#### What is required:
Write the data below out exactly as it stands. Do not include the pictures.

- - - -

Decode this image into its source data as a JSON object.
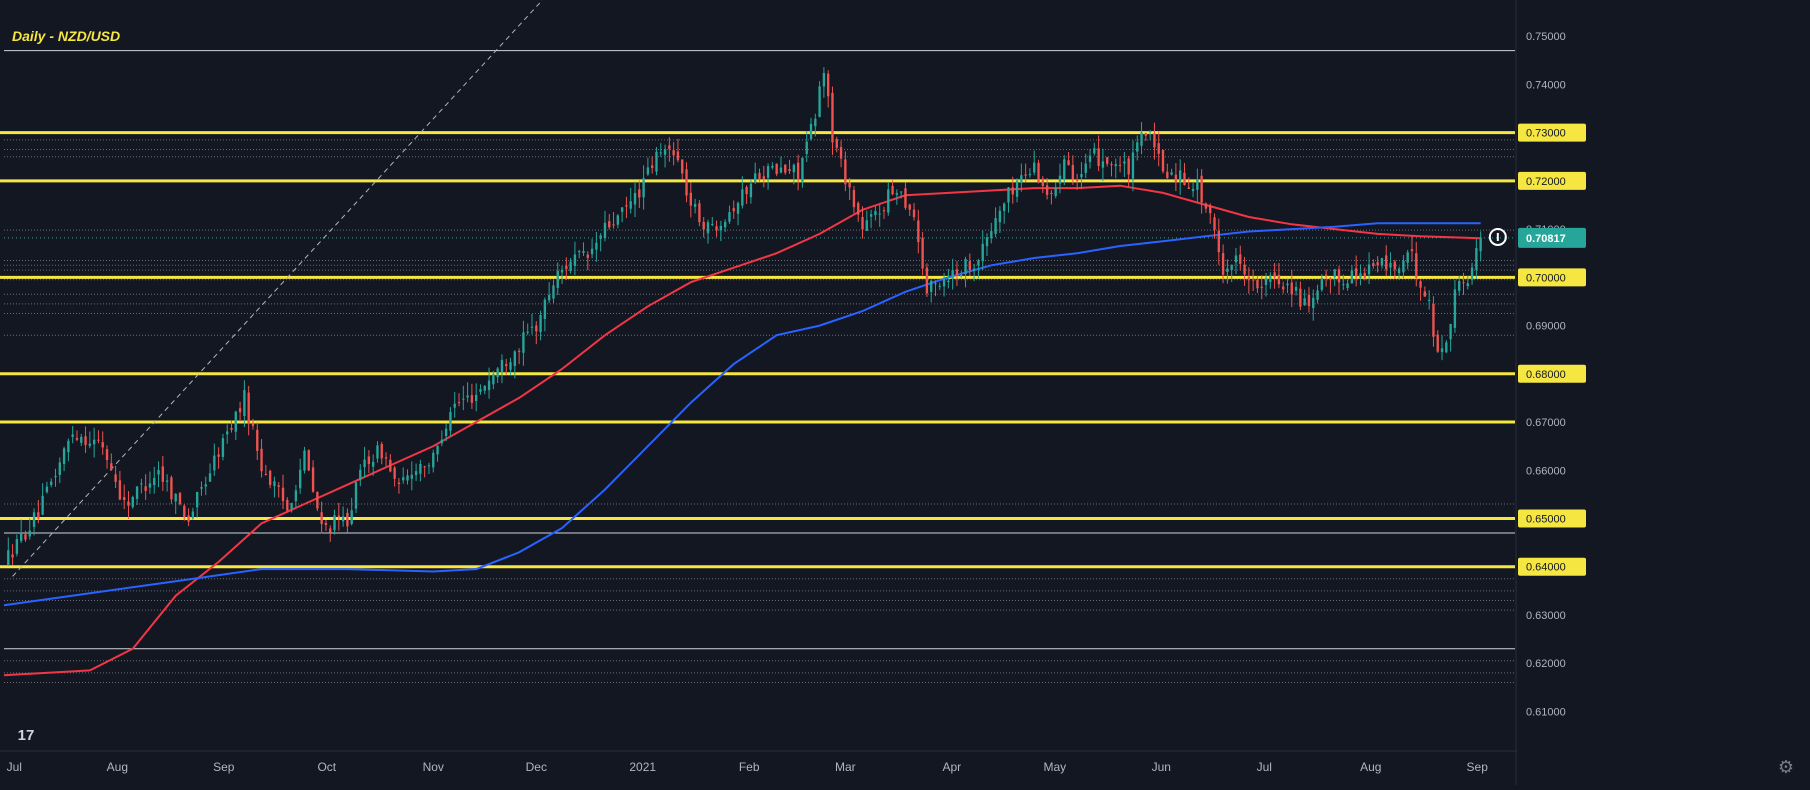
{
  "chart_data": {
    "type": "candlestick",
    "title": "Daily - NZD/USD",
    "ylim": [
      0.602,
      0.7575
    ],
    "y_ticks": [
      "0.61000",
      "0.62000",
      "0.63000",
      "0.64000",
      "0.65000",
      "0.66000",
      "0.67000",
      "0.68000",
      "0.69000",
      "0.70000",
      "0.71000",
      "0.72000",
      "0.73000",
      "0.74000",
      "0.75000"
    ],
    "x_ticks": [
      "Jul",
      "Aug",
      "Sep",
      "Oct",
      "Nov",
      "Dec",
      "2021",
      "Feb",
      "Mar",
      "Apr",
      "May",
      "Jun",
      "Jul",
      "Aug",
      "Sep"
    ],
    "current_price": {
      "label": "0.70817",
      "value": 0.70817,
      "color": "#26a69a"
    },
    "key_levels": [
      0.73,
      0.72,
      0.7,
      0.68,
      0.67,
      0.65,
      0.64
    ],
    "highlighted_price_labels": [
      "0.73000",
      "0.72000",
      "0.70000",
      "0.68000",
      "0.65000",
      "0.64000"
    ],
    "thin_white_lines": [
      0.747,
      0.647,
      0.623
    ],
    "price_path": [
      [
        0,
        0.641
      ],
      [
        8,
        0.651
      ],
      [
        16,
        0.668
      ],
      [
        23,
        0.665
      ],
      [
        28,
        0.653
      ],
      [
        36,
        0.66
      ],
      [
        43,
        0.65
      ],
      [
        50,
        0.664
      ],
      [
        56,
        0.675
      ],
      [
        60,
        0.661
      ],
      [
        66,
        0.652
      ],
      [
        70,
        0.663
      ],
      [
        74,
        0.648
      ],
      [
        80,
        0.65
      ],
      [
        84,
        0.662
      ],
      [
        88,
        0.664
      ],
      [
        92,
        0.656
      ],
      [
        96,
        0.661
      ],
      [
        100,
        0.662
      ],
      [
        104,
        0.673
      ],
      [
        110,
        0.676
      ],
      [
        118,
        0.684
      ],
      [
        124,
        0.69
      ],
      [
        128,
        0.699
      ],
      [
        132,
        0.704
      ],
      [
        136,
        0.704
      ],
      [
        140,
        0.71
      ],
      [
        144,
        0.713
      ],
      [
        148,
        0.718
      ],
      [
        152,
        0.725
      ],
      [
        156,
        0.727
      ],
      [
        160,
        0.715
      ],
      [
        164,
        0.71
      ],
      [
        168,
        0.713
      ],
      [
        172,
        0.717
      ],
      [
        176,
        0.722
      ],
      [
        180,
        0.722
      ],
      [
        185,
        0.722
      ],
      [
        189,
        0.733
      ],
      [
        191,
        0.744
      ],
      [
        193,
        0.729
      ],
      [
        196,
        0.721
      ],
      [
        200,
        0.71
      ],
      [
        204,
        0.714
      ],
      [
        208,
        0.719
      ],
      [
        212,
        0.713
      ],
      [
        215,
        0.697
      ],
      [
        219,
        0.7
      ],
      [
        223,
        0.702
      ],
      [
        227,
        0.704
      ],
      [
        232,
        0.714
      ],
      [
        236,
        0.72
      ],
      [
        240,
        0.723
      ],
      [
        244,
        0.716
      ],
      [
        247,
        0.726
      ],
      [
        250,
        0.72
      ],
      [
        254,
        0.725
      ],
      [
        258,
        0.724
      ],
      [
        262,
        0.722
      ],
      [
        266,
        0.731
      ],
      [
        270,
        0.722
      ],
      [
        274,
        0.721
      ],
      [
        278,
        0.719
      ],
      [
        281,
        0.712
      ],
      [
        284,
        0.702
      ],
      [
        288,
        0.704
      ],
      [
        292,
        0.697
      ],
      [
        296,
        0.7
      ],
      [
        300,
        0.698
      ],
      [
        304,
        0.693
      ],
      [
        308,
        0.7
      ],
      [
        312,
        0.7
      ],
      [
        316,
        0.701
      ],
      [
        320,
        0.703
      ],
      [
        324,
        0.702
      ],
      [
        328,
        0.704
      ],
      [
        332,
        0.694
      ],
      [
        334,
        0.684
      ],
      [
        336,
        0.687
      ],
      [
        338,
        0.697
      ],
      [
        341,
        0.7
      ],
      [
        343,
        0.705
      ],
      [
        344,
        0.708
      ]
    ],
    "sma_red": [
      [
        0,
        0.6175
      ],
      [
        20,
        0.6185
      ],
      [
        30,
        0.623
      ],
      [
        40,
        0.634
      ],
      [
        50,
        0.641
      ],
      [
        60,
        0.649
      ],
      [
        70,
        0.653
      ],
      [
        80,
        0.657
      ],
      [
        90,
        0.661
      ],
      [
        100,
        0.665
      ],
      [
        110,
        0.67
      ],
      [
        120,
        0.675
      ],
      [
        130,
        0.681
      ],
      [
        140,
        0.688
      ],
      [
        150,
        0.694
      ],
      [
        160,
        0.699
      ],
      [
        170,
        0.702
      ],
      [
        180,
        0.705
      ],
      [
        190,
        0.709
      ],
      [
        200,
        0.714
      ],
      [
        210,
        0.717
      ],
      [
        220,
        0.7175
      ],
      [
        230,
        0.718
      ],
      [
        240,
        0.7185
      ],
      [
        250,
        0.7185
      ],
      [
        260,
        0.719
      ],
      [
        270,
        0.7175
      ],
      [
        280,
        0.715
      ],
      [
        290,
        0.7125
      ],
      [
        300,
        0.711
      ],
      [
        310,
        0.71
      ],
      [
        320,
        0.709
      ],
      [
        330,
        0.7085
      ],
      [
        344,
        0.7081
      ]
    ],
    "sma_blue": [
      [
        0,
        0.632
      ],
      [
        20,
        0.6345
      ],
      [
        40,
        0.637
      ],
      [
        60,
        0.6395
      ],
      [
        80,
        0.6395
      ],
      [
        100,
        0.639
      ],
      [
        110,
        0.6395
      ],
      [
        120,
        0.643
      ],
      [
        130,
        0.648
      ],
      [
        140,
        0.656
      ],
      [
        150,
        0.665
      ],
      [
        160,
        0.674
      ],
      [
        170,
        0.682
      ],
      [
        180,
        0.688
      ],
      [
        190,
        0.69
      ],
      [
        200,
        0.693
      ],
      [
        210,
        0.697
      ],
      [
        220,
        0.7
      ],
      [
        230,
        0.7025
      ],
      [
        240,
        0.704
      ],
      [
        250,
        0.705
      ],
      [
        260,
        0.7065
      ],
      [
        270,
        0.7075
      ],
      [
        280,
        0.7085
      ],
      [
        290,
        0.7095
      ],
      [
        300,
        0.71
      ],
      [
        310,
        0.7105
      ],
      [
        320,
        0.7112
      ],
      [
        330,
        0.7112
      ],
      [
        344,
        0.7112
      ]
    ],
    "colors": {
      "background": "#131722",
      "up": "#26a69a",
      "down": "#ef5350",
      "level_line": "#f5e642",
      "sma_red": "#f23645",
      "sma_blue": "#2962ff",
      "axis_text": "#b2b5be"
    }
  },
  "branding": {
    "logo_text": "17"
  },
  "icons": {
    "settings": "gear-icon"
  }
}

- - - -

#### Result:
Decode this image into its source data as a JSON object.
{
  "chart_data": {
    "type": "candlestick",
    "title": "Daily - NZD/USD",
    "ylim": [
      0.602,
      0.7575
    ],
    "y_ticks": [
      "0.61000",
      "0.62000",
      "0.63000",
      "0.64000",
      "0.65000",
      "0.66000",
      "0.67000",
      "0.68000",
      "0.69000",
      "0.70000",
      "0.71000",
      "0.72000",
      "0.73000",
      "0.74000",
      "0.75000"
    ],
    "x_ticks": [
      "Jul",
      "Aug",
      "Sep",
      "Oct",
      "Nov",
      "Dec",
      "2021",
      "Feb",
      "Mar",
      "Apr",
      "May",
      "Jun",
      "Jul",
      "Aug",
      "Sep"
    ],
    "current_price": {
      "label": "0.70817",
      "value": 0.70817,
      "color": "#26a69a"
    },
    "key_levels": [
      0.73,
      0.72,
      0.7,
      0.68,
      0.67,
      0.65,
      0.64
    ],
    "highlighted_price_labels": [
      "0.73000",
      "0.72000",
      "0.70000",
      "0.68000",
      "0.65000",
      "0.64000"
    ],
    "thin_white_lines": [
      0.747,
      0.647,
      0.623
    ],
    "price_path": [
      [
        0,
        0.641
      ],
      [
        8,
        0.651
      ],
      [
        16,
        0.668
      ],
      [
        23,
        0.665
      ],
      [
        28,
        0.653
      ],
      [
        36,
        0.66
      ],
      [
        43,
        0.65
      ],
      [
        50,
        0.664
      ],
      [
        56,
        0.675
      ],
      [
        60,
        0.661
      ],
      [
        66,
        0.652
      ],
      [
        70,
        0.663
      ],
      [
        74,
        0.648
      ],
      [
        80,
        0.65
      ],
      [
        84,
        0.662
      ],
      [
        88,
        0.664
      ],
      [
        92,
        0.656
      ],
      [
        96,
        0.661
      ],
      [
        100,
        0.662
      ],
      [
        104,
        0.673
      ],
      [
        110,
        0.676
      ],
      [
        118,
        0.684
      ],
      [
        124,
        0.69
      ],
      [
        128,
        0.699
      ],
      [
        132,
        0.704
      ],
      [
        136,
        0.704
      ],
      [
        140,
        0.71
      ],
      [
        144,
        0.713
      ],
      [
        148,
        0.718
      ],
      [
        152,
        0.725
      ],
      [
        156,
        0.727
      ],
      [
        160,
        0.715
      ],
      [
        164,
        0.71
      ],
      [
        168,
        0.713
      ],
      [
        172,
        0.717
      ],
      [
        176,
        0.722
      ],
      [
        180,
        0.722
      ],
      [
        185,
        0.722
      ],
      [
        189,
        0.733
      ],
      [
        191,
        0.744
      ],
      [
        193,
        0.729
      ],
      [
        196,
        0.721
      ],
      [
        200,
        0.71
      ],
      [
        204,
        0.714
      ],
      [
        208,
        0.719
      ],
      [
        212,
        0.713
      ],
      [
        215,
        0.697
      ],
      [
        219,
        0.7
      ],
      [
        223,
        0.702
      ],
      [
        227,
        0.704
      ],
      [
        232,
        0.714
      ],
      [
        236,
        0.72
      ],
      [
        240,
        0.723
      ],
      [
        244,
        0.716
      ],
      [
        247,
        0.726
      ],
      [
        250,
        0.72
      ],
      [
        254,
        0.725
      ],
      [
        258,
        0.724
      ],
      [
        262,
        0.722
      ],
      [
        266,
        0.731
      ],
      [
        270,
        0.722
      ],
      [
        274,
        0.721
      ],
      [
        278,
        0.719
      ],
      [
        281,
        0.712
      ],
      [
        284,
        0.702
      ],
      [
        288,
        0.704
      ],
      [
        292,
        0.697
      ],
      [
        296,
        0.7
      ],
      [
        300,
        0.698
      ],
      [
        304,
        0.693
      ],
      [
        308,
        0.7
      ],
      [
        312,
        0.7
      ],
      [
        316,
        0.701
      ],
      [
        320,
        0.703
      ],
      [
        324,
        0.702
      ],
      [
        328,
        0.704
      ],
      [
        332,
        0.694
      ],
      [
        334,
        0.684
      ],
      [
        336,
        0.687
      ],
      [
        338,
        0.697
      ],
      [
        341,
        0.7
      ],
      [
        343,
        0.705
      ],
      [
        344,
        0.708
      ]
    ],
    "sma_red": [
      [
        0,
        0.6175
      ],
      [
        20,
        0.6185
      ],
      [
        30,
        0.623
      ],
      [
        40,
        0.634
      ],
      [
        50,
        0.641
      ],
      [
        60,
        0.649
      ],
      [
        70,
        0.653
      ],
      [
        80,
        0.657
      ],
      [
        90,
        0.661
      ],
      [
        100,
        0.665
      ],
      [
        110,
        0.67
      ],
      [
        120,
        0.675
      ],
      [
        130,
        0.681
      ],
      [
        140,
        0.688
      ],
      [
        150,
        0.694
      ],
      [
        160,
        0.699
      ],
      [
        170,
        0.702
      ],
      [
        180,
        0.705
      ],
      [
        190,
        0.709
      ],
      [
        200,
        0.714
      ],
      [
        210,
        0.717
      ],
      [
        220,
        0.7175
      ],
      [
        230,
        0.718
      ],
      [
        240,
        0.7185
      ],
      [
        250,
        0.7185
      ],
      [
        260,
        0.719
      ],
      [
        270,
        0.7175
      ],
      [
        280,
        0.715
      ],
      [
        290,
        0.7125
      ],
      [
        300,
        0.711
      ],
      [
        310,
        0.71
      ],
      [
        320,
        0.709
      ],
      [
        330,
        0.7085
      ],
      [
        344,
        0.7081
      ]
    ],
    "sma_blue": [
      [
        0,
        0.632
      ],
      [
        20,
        0.6345
      ],
      [
        40,
        0.637
      ],
      [
        60,
        0.6395
      ],
      [
        80,
        0.6395
      ],
      [
        100,
        0.639
      ],
      [
        110,
        0.6395
      ],
      [
        120,
        0.643
      ],
      [
        130,
        0.648
      ],
      [
        140,
        0.656
      ],
      [
        150,
        0.665
      ],
      [
        160,
        0.674
      ],
      [
        170,
        0.682
      ],
      [
        180,
        0.688
      ],
      [
        190,
        0.69
      ],
      [
        200,
        0.693
      ],
      [
        210,
        0.697
      ],
      [
        220,
        0.7
      ],
      [
        230,
        0.7025
      ],
      [
        240,
        0.704
      ],
      [
        250,
        0.705
      ],
      [
        260,
        0.7065
      ],
      [
        270,
        0.7075
      ],
      [
        280,
        0.7085
      ],
      [
        290,
        0.7095
      ],
      [
        300,
        0.71
      ],
      [
        310,
        0.7105
      ],
      [
        320,
        0.7112
      ],
      [
        330,
        0.7112
      ],
      [
        344,
        0.7112
      ]
    ],
    "colors": {
      "background": "#131722",
      "up": "#26a69a",
      "down": "#ef5350",
      "level_line": "#f5e642",
      "sma_red": "#f23645",
      "sma_blue": "#2962ff",
      "axis_text": "#b2b5be"
    }
  },
  "branding": {
    "logo_text": "17"
  },
  "icons": {
    "settings": "gear-icon"
  }
}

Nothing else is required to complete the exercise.